*** Begin section ***
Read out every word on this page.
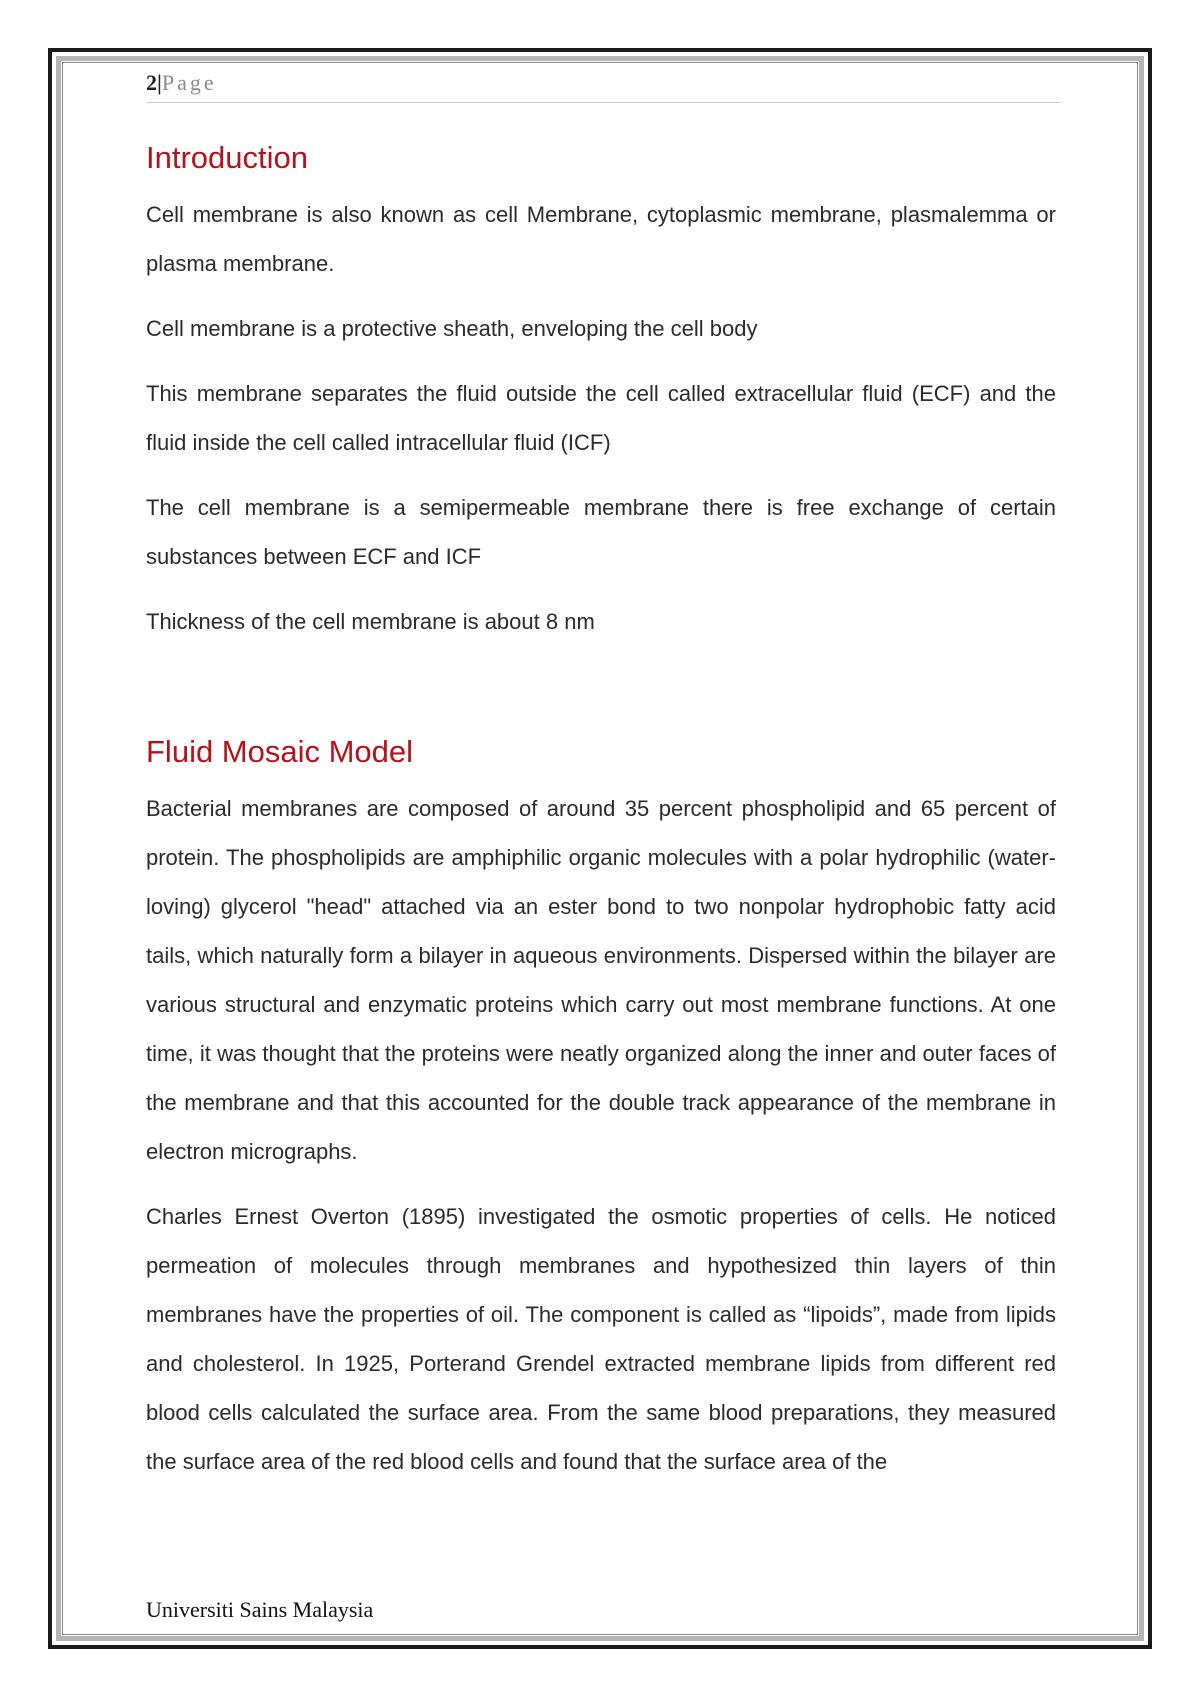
2|Page
Introduction

Cell membrane is also known as cell Membrane, cytoplasmic membrane, plasmalemma or plasma membrane.

Cell membrane is a protective sheath, enveloping the cell body

This membrane separates the fluid outside the cell called extracellular fluid (ECF) and the fluid inside the cell called intracellular fluid (ICF)

The cell membrane is a semipermeable membrane there is free exchange of certain substances between ECF and ICF

Thickness of the cell membrane is about 8 nm

Fluid Mosaic Model

Bacterial membranes are composed of around 35 percent phospholipid and 65 percent of protein. The phospholipids are amphiphilic organic molecules with a polar hydrophilic (water-loving) glycerol "head" attached via an ester bond to two nonpolar hydrophobic fatty acid tails, which naturally form a bilayer in aqueous environments. Dispersed within the bilayer are various structural and enzymatic proteins which carry out most membrane functions. At one time, it was thought that the proteins were neatly organized along the inner and outer faces of the membrane and that this accounted for the double track appearance of the membrane in electron micrographs.

Charles Ernest Overton (1895) investigated the osmotic properties of cells. He noticed permeation of molecules through membranes and hypothesized thin layers of thin membranes have the properties of oil. The component is called as “lipoids”, made from lipids and cholesterol. In 1925, Porterand Grendel extracted membrane lipids from different red blood cells calculated the surface area. From the same blood preparations, they measured the surface area of the red blood cells and found that the surface area of the

Universiti Sains Malaysia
*** End section ***
**Your objective:** Transcribe all the lines above exactly, apart from the pictures.

**Task solution:**
Read out every word on this page.
2|Page
Introduction

Cell membrane is also known as cell Membrane, cytoplasmic membrane, plasmalemma or plasma membrane.

Cell membrane is a protective sheath, enveloping the cell body

This membrane separates the fluid outside the cell called extracellular fluid (ECF) and the fluid inside the cell called intracellular fluid (ICF)

The cell membrane is a semipermeable membrane there is free exchange of certain substances between ECF and ICF

Thickness of the cell membrane is about 8 nm

Fluid Mosaic Model

Bacterial membranes are composed of around 35 percent phospholipid and 65 percent of protein. The phospholipids are amphiphilic organic molecules with a polar hydrophilic (water-loving) glycerol "head" attached via an ester bond to two nonpolar hydrophobic fatty acid tails, which naturally form a bilayer in aqueous environments. Dispersed within the bilayer are various structural and enzymatic proteins which carry out most membrane functions. At one time, it was thought that the proteins were neatly organized along the inner and outer faces of the membrane and that this accounted for the double track appearance of the membrane in electron micrographs.

Charles Ernest Overton (1895) investigated the osmotic properties of cells. He noticed permeation of molecules through membranes and hypothesized thin layers of thin membranes have the properties of oil. The component is called as “lipoids”, made from lipids and cholesterol. In 1925, Porterand Grendel extracted membrane lipids from different red blood cells calculated the surface area. From the same blood preparations, they measured the surface area of the red blood cells and found that the surface area of the

Universiti Sains Malaysia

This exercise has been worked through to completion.